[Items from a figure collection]
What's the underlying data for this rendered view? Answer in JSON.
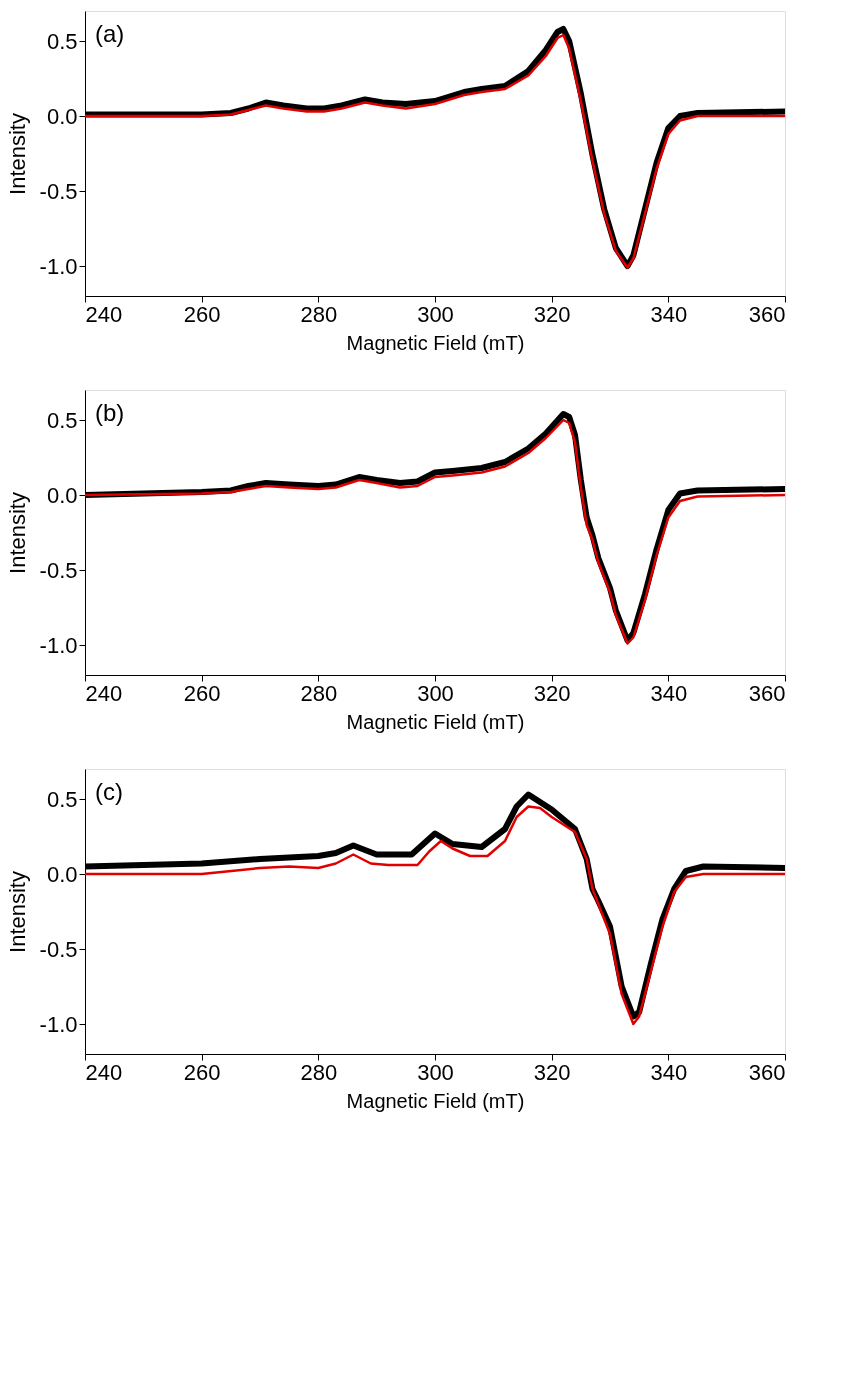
{
  "chart_data": [
    {
      "type": "line",
      "xlabel": "Magnetic Field (mT)",
      "ylabel": "Intensity",
      "annotations": [
        "(a)"
      ],
      "xlim": [
        240,
        360
      ],
      "ylim": [
        -1.2,
        0.7
      ],
      "xticks": [
        240,
        260,
        280,
        300,
        320,
        340,
        360
      ],
      "yticks": [
        {
          "value": -1.0,
          "label": "-1.0"
        },
        {
          "value": -0.5,
          "label": "-0.5"
        },
        {
          "value": 0,
          "label": "0.0"
        },
        {
          "value": 0.5,
          "label": "0.5"
        }
      ],
      "grid": false,
      "marker": "none",
      "line_style": "solid",
      "series": [
        {
          "color": "#000000",
          "x": [
            240,
            260,
            265,
            268,
            271,
            274,
            278,
            281,
            284,
            288,
            291,
            295,
            300,
            305,
            308,
            312,
            316,
            319,
            321,
            322,
            323,
            325,
            327,
            329,
            331,
            333,
            334,
            336,
            338,
            340,
            342,
            345,
            360
          ],
          "values": [
            0.01,
            0.01,
            0.02,
            0.05,
            0.09,
            0.07,
            0.05,
            0.05,
            0.07,
            0.11,
            0.09,
            0.08,
            0.1,
            0.16,
            0.18,
            0.2,
            0.3,
            0.44,
            0.56,
            0.58,
            0.5,
            0.15,
            -0.26,
            -0.62,
            -0.88,
            -1.0,
            -0.93,
            -0.62,
            -0.31,
            -0.08,
            0.0,
            0.02,
            0.03
          ]
        },
        {
          "color": "#e00000",
          "x": [
            240,
            260,
            265,
            268,
            271,
            274,
            278,
            281,
            284,
            288,
            291,
            295,
            300,
            305,
            308,
            312,
            316,
            319,
            321,
            322,
            323,
            325,
            327,
            329,
            331,
            333,
            334,
            336,
            338,
            340,
            342,
            345,
            360
          ],
          "values": [
            0,
            0,
            0.01,
            0.04,
            0.07,
            0.05,
            0.03,
            0.03,
            0.05,
            0.09,
            0.07,
            0.05,
            0.08,
            0.14,
            0.16,
            0.18,
            0.27,
            0.4,
            0.52,
            0.54,
            0.45,
            0.1,
            -0.3,
            -0.65,
            -0.9,
            -1.01,
            -0.95,
            -0.65,
            -0.35,
            -0.12,
            -0.03,
            0,
            0
          ]
        }
      ]
    },
    {
      "type": "line",
      "xlabel": "Magnetic Field (mT)",
      "ylabel": "Intensity",
      "annotations": [
        "(b)"
      ],
      "xlim": [
        240,
        360
      ],
      "ylim": [
        -1.2,
        0.7
      ],
      "xticks": [
        240,
        260,
        280,
        300,
        320,
        340,
        360
      ],
      "yticks": [
        {
          "value": -1.0,
          "label": "-1.0"
        },
        {
          "value": -0.5,
          "label": "-0.5"
        },
        {
          "value": 0,
          "label": "0.0"
        },
        {
          "value": 0.5,
          "label": "0.5"
        }
      ],
      "grid": false,
      "marker": "none",
      "line_style": "solid",
      "series": [
        {
          "color": "#000000",
          "x": [
            240,
            260,
            265,
            268,
            271,
            275,
            280,
            283,
            287,
            290,
            294,
            297,
            300,
            303,
            308,
            312,
            316,
            319,
            322,
            323,
            324,
            325,
            326,
            327,
            328,
            329,
            330,
            331,
            333,
            334,
            336,
            338,
            340,
            342,
            345,
            360
          ],
          "values": [
            0.0,
            0.02,
            0.03,
            0.06,
            0.08,
            0.07,
            0.06,
            0.07,
            0.12,
            0.1,
            0.08,
            0.09,
            0.15,
            0.16,
            0.18,
            0.22,
            0.31,
            0.41,
            0.54,
            0.52,
            0.4,
            0.1,
            -0.15,
            -0.27,
            -0.42,
            -0.52,
            -0.62,
            -0.77,
            -0.97,
            -0.92,
            -0.66,
            -0.36,
            -0.1,
            0.01,
            0.03,
            0.04
          ]
        },
        {
          "color": "#e00000",
          "x": [
            240,
            260,
            265,
            268,
            271,
            275,
            280,
            283,
            287,
            290,
            294,
            297,
            300,
            303,
            308,
            312,
            316,
            319,
            322,
            323,
            324,
            325,
            326,
            327,
            328,
            329,
            330,
            331,
            333,
            334,
            336,
            338,
            340,
            342,
            345,
            360
          ],
          "values": [
            0,
            0.01,
            0.02,
            0.04,
            0.06,
            0.05,
            0.04,
            0.05,
            0.1,
            0.08,
            0.05,
            0.06,
            0.12,
            0.13,
            0.15,
            0.19,
            0.28,
            0.38,
            0.5,
            0.48,
            0.35,
            0.05,
            -0.2,
            -0.3,
            -0.45,
            -0.55,
            -0.65,
            -0.8,
            -0.99,
            -0.95,
            -0.7,
            -0.4,
            -0.15,
            -0.04,
            -0.01,
            0
          ]
        }
      ]
    },
    {
      "type": "line",
      "xlabel": "Magnetic Field (mT)",
      "ylabel": "Intensity",
      "annotations": [
        "(c)"
      ],
      "xlim": [
        240,
        360
      ],
      "ylim": [
        -1.2,
        0.7
      ],
      "xticks": [
        240,
        260,
        280,
        300,
        320,
        340,
        360
      ],
      "yticks": [
        {
          "value": -1.0,
          "label": "-1.0"
        },
        {
          "value": -0.5,
          "label": "-0.5"
        },
        {
          "value": 0,
          "label": "0.0"
        },
        {
          "value": 0.5,
          "label": "0.5"
        }
      ],
      "grid": false,
      "marker": "none",
      "line_style": "solid",
      "series": [
        {
          "color": "#000000",
          "x": [
            240,
            260,
            270,
            280,
            283,
            286,
            290,
            296,
            298,
            300,
            303,
            308,
            312,
            314,
            316,
            318,
            320,
            324,
            326,
            327,
            328,
            330,
            332,
            334,
            335,
            337,
            339,
            341,
            343,
            346,
            360
          ],
          "values": [
            0.05,
            0.07,
            0.1,
            0.12,
            0.14,
            0.19,
            0.13,
            0.13,
            0.2,
            0.27,
            0.2,
            0.18,
            0.3,
            0.45,
            0.53,
            0.48,
            0.43,
            0.3,
            0.1,
            -0.1,
            -0.18,
            -0.35,
            -0.75,
            -0.95,
            -0.92,
            -0.6,
            -0.3,
            -0.1,
            0.02,
            0.05,
            0.04
          ]
        },
        {
          "color": "#e00000",
          "x": [
            240,
            260,
            270,
            275,
            280,
            283,
            286,
            289,
            292,
            297,
            299,
            301,
            303,
            306,
            309,
            312,
            314,
            316,
            318,
            320,
            324,
            326,
            327,
            328,
            330,
            332,
            334,
            335,
            337,
            339,
            341,
            343,
            346,
            360
          ],
          "values": [
            0,
            0,
            0.04,
            0.05,
            0.04,
            0.07,
            0.13,
            0.07,
            0.06,
            0.06,
            0.15,
            0.22,
            0.17,
            0.12,
            0.12,
            0.22,
            0.38,
            0.45,
            0.44,
            0.38,
            0.28,
            0.1,
            -0.1,
            -0.2,
            -0.4,
            -0.8,
            -1.0,
            -0.95,
            -0.65,
            -0.35,
            -0.12,
            -0.02,
            0,
            0
          ]
        }
      ]
    }
  ]
}
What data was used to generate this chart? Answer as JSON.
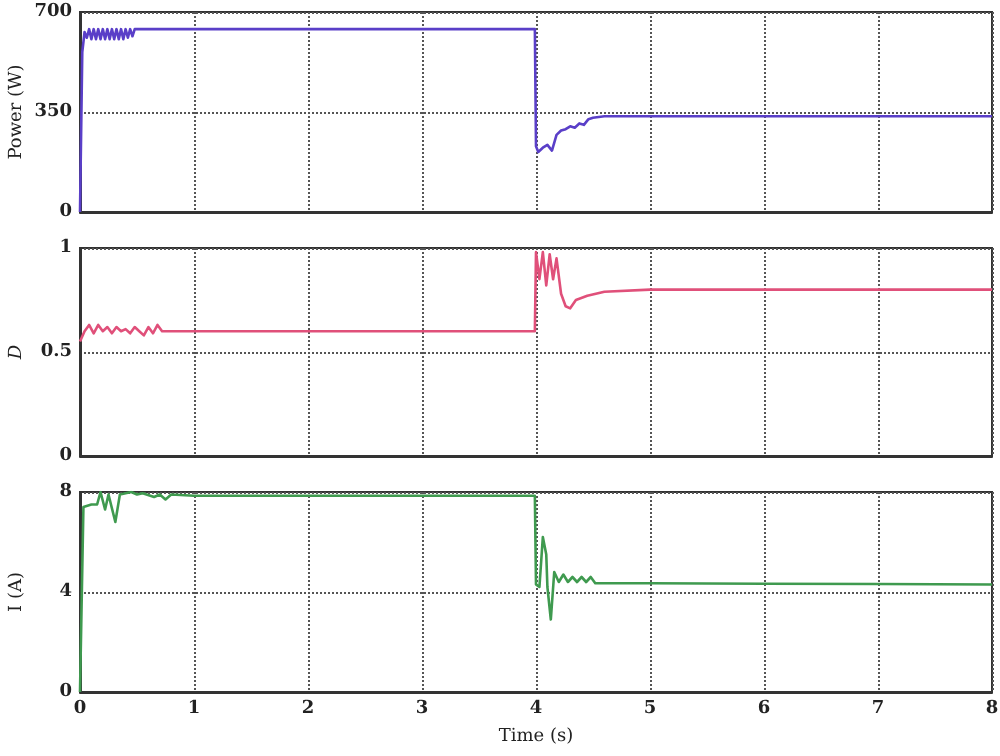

Task brief ▸
Search the data for "Answer". Copy every matching line.

Response to the exercise ▸
What's the underlying data for this rendered view? Answer in JSON.
What data was used to generate this chart? Answer as JSON.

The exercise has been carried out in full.